**Text section**
Hey all, I’m currently trying to migrate my servers from NGINX to HAProxy but on restarting the proxies with the new configuration, the conntrack and active connection count skyrockets to around 600k/20k respectively. I’ve been looking at this issue for a week and I have no idea how to proceed. I’ve looked at tcpdumps and other tools like ss but I honestly don’t know what to look for. The logs don’t really show anything. I haven’t tried yet to set them to a verbose mode as they generate so much garbage. Usually, Conntrack is hanging around 15k per server. also what is odd is that if one haproxy reloads the other proxies also spike around 600k in conntrack. what TH could be happening? Thanks for the help
config: global daemon maxconn 50000 user haproxy group haproxy - Pastebin.com (edited)
http-response del-header Connection
You are interfering with haproxy’s connection handling. Don’t do that. I know those crazy hacks (overwriting connection handling headers) are considered normal in the nginx world, but that is definitely not the case with haproxy.
http-response set-header Connection close if exceeded_connection reset
Here too, don’t do this. If you believe you need get crazy with connection headers later on, I will probably not be able to stop you, but please get your baseline numbers first without it. Your mileage will certainly vary, if you choose to do so.
Please provide the output of haproxy -vv
and from the ss
output, try to understand if there is a pattern, like, are most of the sockets in CLOSE_WAIT state? Are most of the sockets between the haproxy and the backend server, or between haproxy and the clients? Things like that could help narrow down the root cause.

**Tasks and exercises**
1 > Repeat the passage of the HAProxy thread starting at "Hey all, I’m" and ending at "- Pastebin.com (edited)".
2 > In the HAProxy thread, where does the poster say conntrack usually sits per server?
3 > Can you carry the HAProxy thread forward from the point where it stops?
You won't need the items for any of this.

[Image layout annotations]

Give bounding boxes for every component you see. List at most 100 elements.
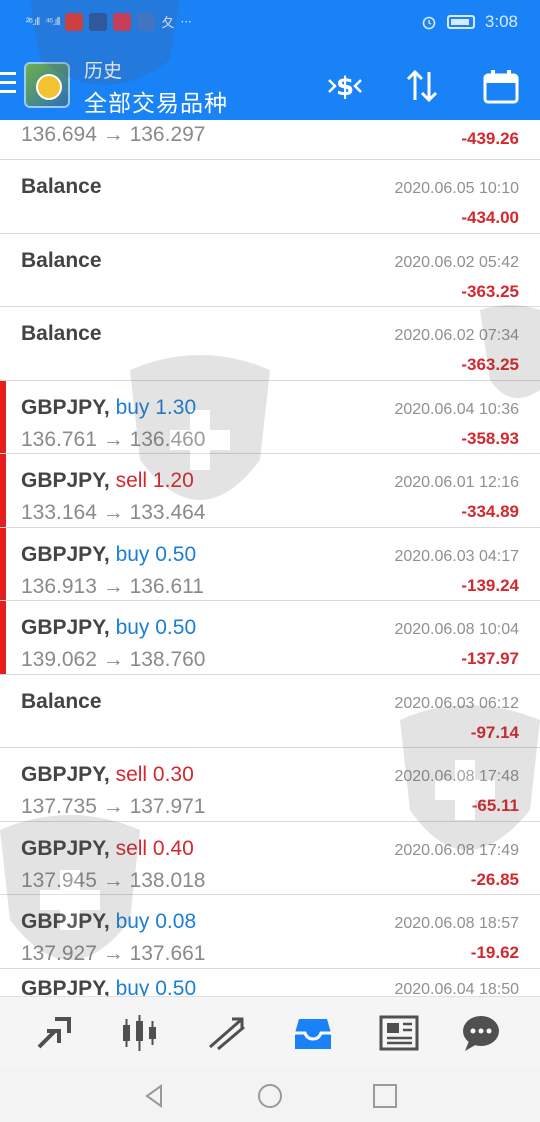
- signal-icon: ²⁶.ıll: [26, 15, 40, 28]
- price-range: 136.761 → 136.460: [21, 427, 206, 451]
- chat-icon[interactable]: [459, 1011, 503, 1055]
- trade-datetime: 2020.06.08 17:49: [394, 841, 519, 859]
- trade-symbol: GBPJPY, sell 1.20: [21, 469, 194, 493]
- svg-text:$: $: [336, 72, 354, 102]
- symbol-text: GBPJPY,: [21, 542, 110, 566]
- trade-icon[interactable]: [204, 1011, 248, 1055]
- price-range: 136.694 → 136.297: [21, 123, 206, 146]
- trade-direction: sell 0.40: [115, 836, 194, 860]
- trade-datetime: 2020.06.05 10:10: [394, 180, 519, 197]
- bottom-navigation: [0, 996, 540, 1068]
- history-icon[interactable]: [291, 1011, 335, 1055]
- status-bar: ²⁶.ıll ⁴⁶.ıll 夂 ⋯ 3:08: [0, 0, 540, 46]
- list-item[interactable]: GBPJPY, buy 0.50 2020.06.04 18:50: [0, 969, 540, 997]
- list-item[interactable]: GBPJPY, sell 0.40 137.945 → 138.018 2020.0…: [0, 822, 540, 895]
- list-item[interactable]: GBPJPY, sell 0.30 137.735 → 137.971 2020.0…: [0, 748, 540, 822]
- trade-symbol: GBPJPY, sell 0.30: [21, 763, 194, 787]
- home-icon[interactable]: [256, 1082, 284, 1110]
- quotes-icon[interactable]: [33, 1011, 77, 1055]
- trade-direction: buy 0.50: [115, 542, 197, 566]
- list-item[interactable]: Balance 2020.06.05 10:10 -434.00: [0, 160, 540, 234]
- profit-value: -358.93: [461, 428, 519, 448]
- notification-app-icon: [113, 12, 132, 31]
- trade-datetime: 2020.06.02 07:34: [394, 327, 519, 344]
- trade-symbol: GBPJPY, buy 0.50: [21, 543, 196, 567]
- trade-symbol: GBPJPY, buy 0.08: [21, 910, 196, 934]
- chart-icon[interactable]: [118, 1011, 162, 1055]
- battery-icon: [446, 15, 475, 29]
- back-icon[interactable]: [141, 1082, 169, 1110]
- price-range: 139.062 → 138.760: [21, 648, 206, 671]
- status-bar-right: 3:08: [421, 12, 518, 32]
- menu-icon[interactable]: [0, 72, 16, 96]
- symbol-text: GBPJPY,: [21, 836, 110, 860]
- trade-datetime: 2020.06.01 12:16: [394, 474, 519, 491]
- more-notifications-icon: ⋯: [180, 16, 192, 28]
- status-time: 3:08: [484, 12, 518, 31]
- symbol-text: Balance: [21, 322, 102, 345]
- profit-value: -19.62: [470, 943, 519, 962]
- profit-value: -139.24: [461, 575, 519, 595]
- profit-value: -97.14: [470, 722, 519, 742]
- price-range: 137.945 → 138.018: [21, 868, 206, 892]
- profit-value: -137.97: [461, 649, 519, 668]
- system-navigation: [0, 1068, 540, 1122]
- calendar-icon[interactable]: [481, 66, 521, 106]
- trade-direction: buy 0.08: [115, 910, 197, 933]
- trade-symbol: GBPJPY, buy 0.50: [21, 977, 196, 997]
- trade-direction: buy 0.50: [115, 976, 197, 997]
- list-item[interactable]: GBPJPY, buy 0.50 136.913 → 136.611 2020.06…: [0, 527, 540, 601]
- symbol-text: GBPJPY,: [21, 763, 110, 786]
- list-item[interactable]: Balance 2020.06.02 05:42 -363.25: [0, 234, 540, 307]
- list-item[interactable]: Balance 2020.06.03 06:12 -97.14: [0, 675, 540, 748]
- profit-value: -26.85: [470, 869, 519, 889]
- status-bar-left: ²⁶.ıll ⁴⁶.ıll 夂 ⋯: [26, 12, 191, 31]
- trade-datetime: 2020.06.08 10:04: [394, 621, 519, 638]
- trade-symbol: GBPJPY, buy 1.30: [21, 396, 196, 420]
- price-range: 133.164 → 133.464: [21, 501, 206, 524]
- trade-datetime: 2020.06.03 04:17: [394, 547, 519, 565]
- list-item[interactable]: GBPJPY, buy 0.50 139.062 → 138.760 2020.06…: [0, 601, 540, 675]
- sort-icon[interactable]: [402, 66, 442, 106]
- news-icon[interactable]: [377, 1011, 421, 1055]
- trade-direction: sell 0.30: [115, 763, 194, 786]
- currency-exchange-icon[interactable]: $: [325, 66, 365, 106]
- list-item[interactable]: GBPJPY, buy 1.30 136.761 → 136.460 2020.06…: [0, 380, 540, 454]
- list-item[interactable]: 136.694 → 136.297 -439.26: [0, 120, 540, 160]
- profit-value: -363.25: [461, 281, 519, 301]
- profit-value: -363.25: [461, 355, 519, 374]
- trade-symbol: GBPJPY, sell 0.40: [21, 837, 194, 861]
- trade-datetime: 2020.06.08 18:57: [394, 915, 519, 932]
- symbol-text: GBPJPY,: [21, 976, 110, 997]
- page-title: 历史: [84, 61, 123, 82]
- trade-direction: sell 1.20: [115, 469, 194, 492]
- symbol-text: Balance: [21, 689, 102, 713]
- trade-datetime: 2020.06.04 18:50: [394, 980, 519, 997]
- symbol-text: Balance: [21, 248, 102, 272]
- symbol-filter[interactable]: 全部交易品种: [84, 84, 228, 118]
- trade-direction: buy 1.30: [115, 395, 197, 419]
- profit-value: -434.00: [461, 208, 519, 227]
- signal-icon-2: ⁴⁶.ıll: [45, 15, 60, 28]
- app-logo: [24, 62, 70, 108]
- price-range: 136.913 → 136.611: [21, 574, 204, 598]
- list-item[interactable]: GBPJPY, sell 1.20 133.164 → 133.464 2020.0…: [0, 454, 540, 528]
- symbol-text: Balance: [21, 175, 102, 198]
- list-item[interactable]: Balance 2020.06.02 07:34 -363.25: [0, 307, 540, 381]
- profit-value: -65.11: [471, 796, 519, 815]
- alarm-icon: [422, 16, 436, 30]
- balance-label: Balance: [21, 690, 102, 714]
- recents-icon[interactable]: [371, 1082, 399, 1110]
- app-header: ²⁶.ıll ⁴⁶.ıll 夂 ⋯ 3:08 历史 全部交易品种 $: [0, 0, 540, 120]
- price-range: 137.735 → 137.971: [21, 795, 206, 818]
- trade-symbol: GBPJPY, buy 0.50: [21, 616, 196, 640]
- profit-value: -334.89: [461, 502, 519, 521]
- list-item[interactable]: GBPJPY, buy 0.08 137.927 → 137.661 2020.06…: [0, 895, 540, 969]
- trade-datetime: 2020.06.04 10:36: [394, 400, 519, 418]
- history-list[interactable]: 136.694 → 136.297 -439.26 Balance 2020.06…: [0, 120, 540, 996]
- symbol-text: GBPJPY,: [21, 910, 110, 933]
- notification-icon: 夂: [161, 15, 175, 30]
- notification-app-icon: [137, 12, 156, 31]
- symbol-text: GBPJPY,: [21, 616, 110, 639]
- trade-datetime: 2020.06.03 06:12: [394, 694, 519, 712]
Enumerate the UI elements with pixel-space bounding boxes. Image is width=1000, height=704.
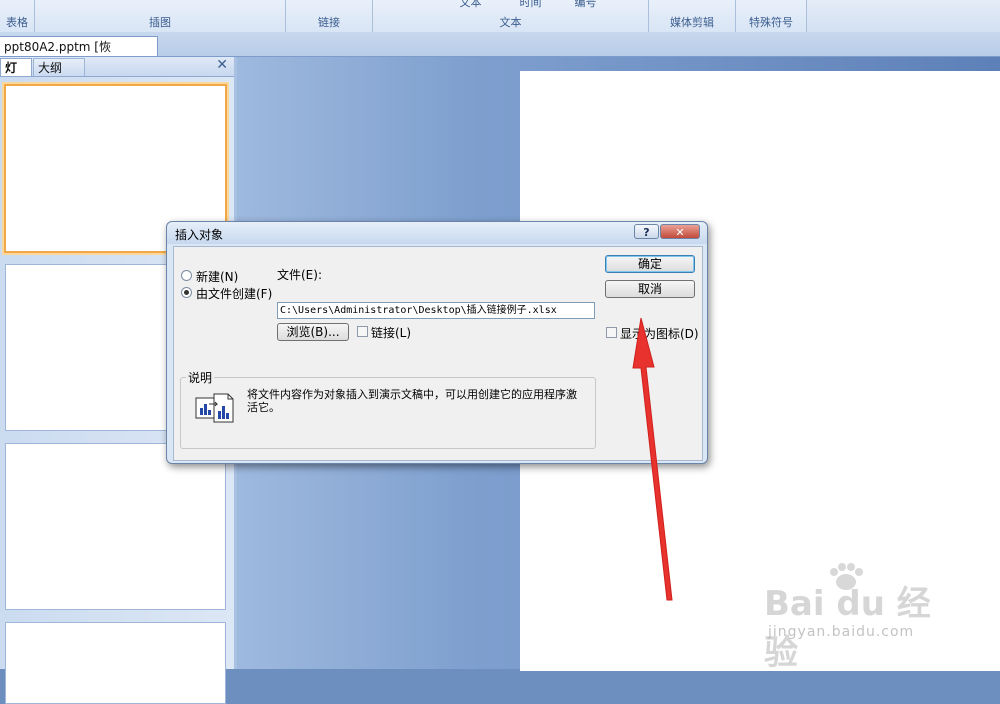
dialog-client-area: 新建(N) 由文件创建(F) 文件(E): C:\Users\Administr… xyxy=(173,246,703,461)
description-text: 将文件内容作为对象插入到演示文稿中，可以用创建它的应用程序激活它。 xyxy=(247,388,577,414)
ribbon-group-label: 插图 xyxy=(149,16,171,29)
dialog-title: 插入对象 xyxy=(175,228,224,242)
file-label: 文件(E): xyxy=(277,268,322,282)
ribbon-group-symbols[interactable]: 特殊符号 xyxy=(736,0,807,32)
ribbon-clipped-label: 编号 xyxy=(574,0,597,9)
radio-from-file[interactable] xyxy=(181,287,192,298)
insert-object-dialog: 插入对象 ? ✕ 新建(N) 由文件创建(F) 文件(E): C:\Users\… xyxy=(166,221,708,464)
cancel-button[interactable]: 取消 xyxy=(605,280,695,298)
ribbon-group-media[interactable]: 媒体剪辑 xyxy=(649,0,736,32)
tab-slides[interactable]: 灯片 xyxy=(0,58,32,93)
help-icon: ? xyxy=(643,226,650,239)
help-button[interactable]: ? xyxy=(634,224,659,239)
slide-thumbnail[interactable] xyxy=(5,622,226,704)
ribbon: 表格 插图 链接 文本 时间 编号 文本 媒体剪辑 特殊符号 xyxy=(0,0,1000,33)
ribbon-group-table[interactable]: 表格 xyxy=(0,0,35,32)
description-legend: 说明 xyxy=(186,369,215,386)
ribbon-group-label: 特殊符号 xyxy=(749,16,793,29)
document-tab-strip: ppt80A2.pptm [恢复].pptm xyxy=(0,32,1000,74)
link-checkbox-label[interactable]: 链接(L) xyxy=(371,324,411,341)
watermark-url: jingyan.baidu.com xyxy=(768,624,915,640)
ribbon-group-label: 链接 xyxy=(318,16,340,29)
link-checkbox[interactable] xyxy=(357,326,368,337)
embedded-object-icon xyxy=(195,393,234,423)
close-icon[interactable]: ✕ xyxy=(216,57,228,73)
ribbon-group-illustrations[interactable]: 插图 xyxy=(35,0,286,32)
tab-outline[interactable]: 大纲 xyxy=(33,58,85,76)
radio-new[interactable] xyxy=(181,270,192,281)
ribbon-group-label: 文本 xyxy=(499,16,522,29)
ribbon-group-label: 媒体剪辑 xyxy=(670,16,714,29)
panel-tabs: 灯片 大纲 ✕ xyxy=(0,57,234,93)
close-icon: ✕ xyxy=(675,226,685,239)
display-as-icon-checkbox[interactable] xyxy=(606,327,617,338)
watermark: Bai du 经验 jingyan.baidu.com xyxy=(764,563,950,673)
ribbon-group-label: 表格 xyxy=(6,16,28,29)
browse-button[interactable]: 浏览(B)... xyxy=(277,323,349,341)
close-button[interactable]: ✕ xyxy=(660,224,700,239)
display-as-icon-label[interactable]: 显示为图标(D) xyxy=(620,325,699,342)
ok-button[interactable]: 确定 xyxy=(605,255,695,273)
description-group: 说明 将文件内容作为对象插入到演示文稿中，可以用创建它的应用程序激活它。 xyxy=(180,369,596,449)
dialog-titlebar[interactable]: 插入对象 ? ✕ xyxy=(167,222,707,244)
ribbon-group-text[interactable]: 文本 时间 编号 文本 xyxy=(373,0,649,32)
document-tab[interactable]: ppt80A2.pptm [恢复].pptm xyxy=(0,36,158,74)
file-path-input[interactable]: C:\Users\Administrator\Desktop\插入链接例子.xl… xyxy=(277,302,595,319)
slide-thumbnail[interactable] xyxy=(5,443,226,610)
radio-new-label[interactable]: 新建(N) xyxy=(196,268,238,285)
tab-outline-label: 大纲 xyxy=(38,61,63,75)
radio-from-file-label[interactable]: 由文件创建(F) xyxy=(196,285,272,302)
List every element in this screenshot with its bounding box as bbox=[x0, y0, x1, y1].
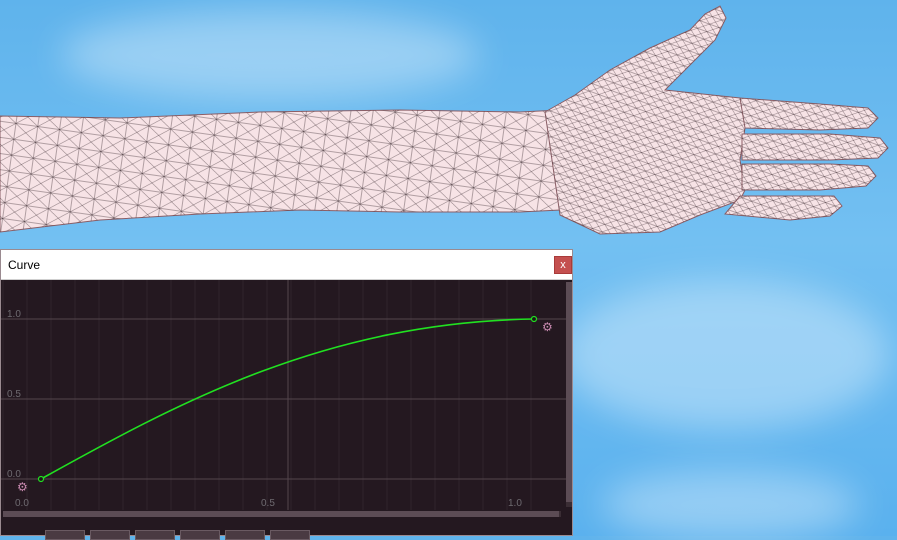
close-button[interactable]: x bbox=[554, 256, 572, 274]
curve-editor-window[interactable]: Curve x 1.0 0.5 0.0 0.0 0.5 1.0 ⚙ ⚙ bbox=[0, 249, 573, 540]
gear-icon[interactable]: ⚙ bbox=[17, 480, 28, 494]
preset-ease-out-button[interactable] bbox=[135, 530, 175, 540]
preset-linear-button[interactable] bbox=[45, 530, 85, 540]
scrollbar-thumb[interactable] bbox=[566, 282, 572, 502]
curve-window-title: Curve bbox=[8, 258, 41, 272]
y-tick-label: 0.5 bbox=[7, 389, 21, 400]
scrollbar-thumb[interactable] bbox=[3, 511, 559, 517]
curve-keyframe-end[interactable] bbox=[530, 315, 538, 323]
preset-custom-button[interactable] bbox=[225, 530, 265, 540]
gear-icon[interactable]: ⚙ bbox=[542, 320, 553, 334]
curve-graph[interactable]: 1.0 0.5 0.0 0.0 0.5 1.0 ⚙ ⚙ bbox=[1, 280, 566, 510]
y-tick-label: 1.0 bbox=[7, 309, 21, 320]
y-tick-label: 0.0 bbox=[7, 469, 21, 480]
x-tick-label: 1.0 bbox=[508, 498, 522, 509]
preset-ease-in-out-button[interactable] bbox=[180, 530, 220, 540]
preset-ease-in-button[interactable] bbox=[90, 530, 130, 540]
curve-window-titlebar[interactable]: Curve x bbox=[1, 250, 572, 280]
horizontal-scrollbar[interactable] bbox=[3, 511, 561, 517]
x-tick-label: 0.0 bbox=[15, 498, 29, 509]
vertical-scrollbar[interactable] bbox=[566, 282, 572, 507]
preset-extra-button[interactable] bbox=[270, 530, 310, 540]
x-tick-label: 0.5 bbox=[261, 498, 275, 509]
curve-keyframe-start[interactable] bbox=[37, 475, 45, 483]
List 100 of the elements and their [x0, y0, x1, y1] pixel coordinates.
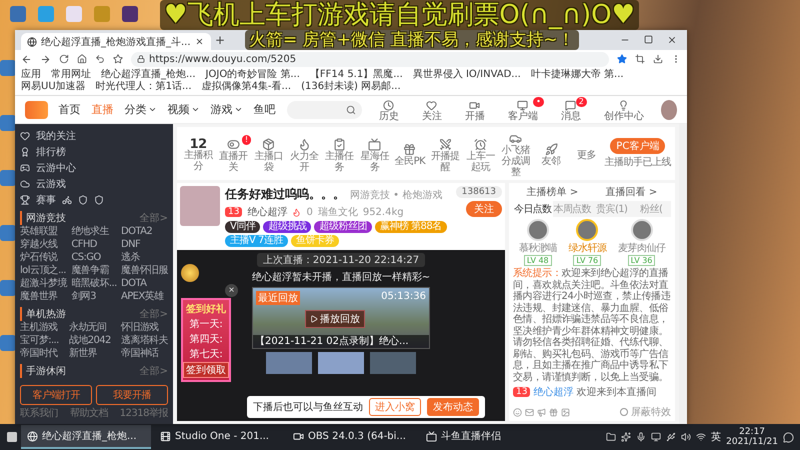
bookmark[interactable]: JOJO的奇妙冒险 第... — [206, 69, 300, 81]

**Answers per task**
1 >
Hey all, I’m currently trying to migrate my servers from NGINX to HAProxy but on restarting the proxies with the new configuration, the conntrack and active connection count skyrockets to around 600k/20k respectively. I’ve been looking at this issue for a week and I have no idea how to proceed. I’ve looked at tcpdumps and other tools like ss but I honestly don’t know what to look for. The logs don’t really show anything. I haven’t tried yet to set them to a verbose mode as they generate so much garbage. Usually, Conntrack is hanging around 15k per server. also what is odd is that if one haproxy reloads the other proxies also spike around 600k in conntrack. what TH could be happening? Thanks for the help
config: global daemon maxconn 50000 user haproxy group haproxy - Pastebin.com (edited)

2 > Around 15k per server.

3 >
Hi @lukastribus, Thank you for getting back to me. sorry I only saw this now.
Thank you for your advise on the connection header handling. This is the first haproxy instance we’re running so we were trying to emulate only NGINX set up. I’ll remove it and see how it performs.
I’m currently running HAProxy in Docker. here is a version list.
Haproxy: haproxy:2.3.4-alpine
Docker: Docker version 17.04.0-ce, build 4845c56
host: Ubuntu 12.04.5 LTS
output of haproxy -vv
in image
Status: stable branch - will stop receiving fixes around Q1 2022.
Known bugs: http://www.haproxy.org/bugs/bugs-2.3.4.html
Running on: Linux 3.13.0-117-generic #164~precise1-Ubuntu SMP Mon Apr 10 16:16:25 UTC 2017 x86_64
Build options :
TARGET = linux-musl
CPU = generic
CC = cc
CFLAGS = -O2 -g -Wall -Wextra -Wdeclaration-after-statement -fwrapv -Wno-address-of-packed-member -Wno-unused-label -Wno-sign-compare -Wno-unused-parameter -Wno-clobbered -Wno-missing-field-initializers -Wno-cast-function-type -Wtype-limits -Wshift-negative-value -Wshift-overflow=2 -Wduplicated-cond -Wnull-dereference
OPTIONS = USE_PCRE2=1 USE_PCRE2_JIT=1 USE_GETADDRINFO=1 USE_OPENSSL=1 USE_LUA=1 USE_ZLIB=1
DEBUG =
Feature list : +EPOLL -KQUEUE +NETFILTER -PCRE -PCRE_JIT +PCRE2 +PCRE2_JIT +POLL -PRIVATE_CACHE +THREAD -PTHREAD_PSHARED -BACKTRACE -STATIC_PCRE -STATIC_PCRE2 +TPROXY +LINUX_TPROXY +LINUX_SPLICE +LIBCRYPT +CRYPT_H +GETADDRINFO +OPENSSL +LUA +FUTEX +ACCEPT4 -CLOSEFROM +ZLIB -SLZ +CPU_AFFINITY +TFO +NS +DL +RT -DEVICEATLAS -51DEGREES -WURFL -SYSTEMD -OBSOLETE_LINKER +PRCTL +THREAD_DUMP -EVPORTS
Default settings :
bufsize = 16384, maxrewrite = 1024, maxpollevents = 200
Built with multi-threading support (MAX_THREADS=64, default=24).
Built with OpenSSL version : OpenSSL 1.1.1i 8 Dec 2020
Running on OpenSSL version : OpenSSL 1.1.1i 8 Dec 2020
OpenSSL library supports TLS extensions : yes
OpenSSL library supports SNI : yes
OpenSSL library supports : TLSv1.0 TLSv1.1 TLSv1.2 TLSv1.3
Built with Lua version : Lua 5.3.6
Built with network namespace support.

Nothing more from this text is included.